[A run of records]
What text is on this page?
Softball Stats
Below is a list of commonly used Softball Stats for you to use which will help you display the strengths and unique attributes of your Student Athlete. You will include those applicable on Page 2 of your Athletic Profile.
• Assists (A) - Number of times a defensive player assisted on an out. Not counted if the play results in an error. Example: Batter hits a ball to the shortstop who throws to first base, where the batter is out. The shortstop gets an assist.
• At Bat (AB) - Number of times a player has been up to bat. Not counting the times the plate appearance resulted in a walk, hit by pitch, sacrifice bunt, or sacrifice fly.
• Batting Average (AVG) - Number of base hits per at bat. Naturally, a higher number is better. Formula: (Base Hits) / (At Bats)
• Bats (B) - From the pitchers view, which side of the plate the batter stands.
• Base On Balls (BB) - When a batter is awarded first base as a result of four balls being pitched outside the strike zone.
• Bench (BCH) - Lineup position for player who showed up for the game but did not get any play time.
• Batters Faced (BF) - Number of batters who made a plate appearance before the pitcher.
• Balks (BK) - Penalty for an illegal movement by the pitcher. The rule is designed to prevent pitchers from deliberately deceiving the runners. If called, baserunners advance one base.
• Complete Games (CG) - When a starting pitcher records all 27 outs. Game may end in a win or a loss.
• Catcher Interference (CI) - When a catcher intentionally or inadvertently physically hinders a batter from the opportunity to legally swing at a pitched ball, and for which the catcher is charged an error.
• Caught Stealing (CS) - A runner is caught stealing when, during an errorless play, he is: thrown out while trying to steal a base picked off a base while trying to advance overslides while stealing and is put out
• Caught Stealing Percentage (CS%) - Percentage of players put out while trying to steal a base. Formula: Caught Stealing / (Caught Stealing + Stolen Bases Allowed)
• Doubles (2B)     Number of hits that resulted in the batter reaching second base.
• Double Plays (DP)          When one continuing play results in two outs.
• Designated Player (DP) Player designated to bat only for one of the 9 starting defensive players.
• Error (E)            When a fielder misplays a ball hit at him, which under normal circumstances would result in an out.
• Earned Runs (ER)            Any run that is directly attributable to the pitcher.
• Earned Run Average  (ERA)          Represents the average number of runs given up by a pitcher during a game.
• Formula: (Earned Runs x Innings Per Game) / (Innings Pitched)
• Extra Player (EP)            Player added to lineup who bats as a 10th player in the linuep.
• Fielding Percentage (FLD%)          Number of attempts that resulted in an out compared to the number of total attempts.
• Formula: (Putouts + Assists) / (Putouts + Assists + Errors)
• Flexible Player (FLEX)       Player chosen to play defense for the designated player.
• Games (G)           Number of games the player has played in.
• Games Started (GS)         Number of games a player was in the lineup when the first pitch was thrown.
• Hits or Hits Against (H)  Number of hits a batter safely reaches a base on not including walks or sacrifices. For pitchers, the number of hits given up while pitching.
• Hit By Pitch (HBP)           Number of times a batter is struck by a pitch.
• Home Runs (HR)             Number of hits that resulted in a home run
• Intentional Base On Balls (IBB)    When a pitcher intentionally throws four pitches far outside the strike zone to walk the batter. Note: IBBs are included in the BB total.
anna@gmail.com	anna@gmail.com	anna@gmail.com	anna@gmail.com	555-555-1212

* **Problem requirements**
Copy out the material above in its entirety. Every detail must match.

* **Final answer**
What text is on this page?
Softball Stats
Below is a list of commonly used Softball Stats for you to use which will help you display the strengths and unique attributes of your Student Athlete. You will include those applicable on Page 2 of your Athletic Profile.
• Assists (A) - Number of times a defensive player assisted on an out. Not counted if the play results in an error. Example: Batter hits a ball to the shortstop who throws to first base, where the batter is out. The shortstop gets an assist.
• At Bat (AB) - Number of times a player has been up to bat. Not counting the times the plate appearance resulted in a walk, hit by pitch, sacrifice bunt, or sacrifice fly.
• Batting Average (AVG) - Number of base hits per at bat. Naturally, a higher number is better. Formula: (Base Hits) / (At Bats)
• Bats (B) - From the pitchers view, which side of the plate the batter stands.
• Base On Balls (BB) - When a batter is awarded first base as a result of four balls being pitched outside the strike zone.
• Bench (BCH) - Lineup position for player who showed up for the game but did not get any play time.
• Batters Faced (BF) - Number of batters who made a plate appearance before the pitcher.
• Balks (BK) - Penalty for an illegal movement by the pitcher. The rule is designed to prevent pitchers from deliberately deceiving the runners. If called, baserunners advance one base.
• Complete Games (CG) - When a starting pitcher records all 27 outs. Game may end in a win or a loss.
• Catcher Interference (CI) - When a catcher intentionally or inadvertently physically hinders a batter from the opportunity to legally swing at a pitched ball, and for which the catcher is charged an error.
• Caught Stealing (CS) - A runner is caught stealing when, during an errorless play, he is: thrown out while trying to steal a base picked off a base while trying to advance overslides while stealing and is put out
• Caught Stealing Percentage (CS%) - Percentage of players put out while trying to steal a base. Formula: Caught Stealing / (Caught Stealing + Stolen Bases Allowed)
• Doubles (2B)     Number of hits that resulted in the batter reaching second base.
• Double Plays (DP)          When one continuing play results in two outs.
• Designated Player (DP) Player designated to bat only for one of the 9 starting defensive players.
• Error (E)            When a fielder misplays a ball hit at him, which under normal circumstances would result in an out.
• Earned Runs (ER)            Any run that is directly attributable to the pitcher.
• Earned Run Average  (ERA)          Represents the average number of runs given up by a pitcher during a game.
• Formula: (Earned Runs x Innings Per Game) / (Innings Pitched)
• Extra Player (EP)            Player added to lineup who bats as a 10th player in the linuep.
• Fielding Percentage (FLD%)          Number of attempts that resulted in an out compared to the number of total attempts.
• Formula: (Putouts + Assists) / (Putouts + Assists + Errors)
• Flexible Player (FLEX)       Player chosen to play defense for the designated player.
• Games (G)           Number of games the player has played in.
• Games Started (GS)         Number of games a player was in the lineup when the first pitch was thrown.
• Hits or Hits Against (H)  Number of hits a batter safely reaches a base on not including walks or sacrifices. For pitchers, the number of hits given up while pitching.
• Hit By Pitch (HBP)           Number of times a batter is struck by a pitch.
• Home Runs (HR)             Number of hits that resulted in a home run
• Intentional Base On Balls (IBB)    When a pitcher intentionally throws four pitches far outside the strike zone to walk the batter. Note: IBBs are included in the BB total.
anna@gmail.com	anna@gmail.com	anna@gmail.com	anna@gmail.com	555-555-1212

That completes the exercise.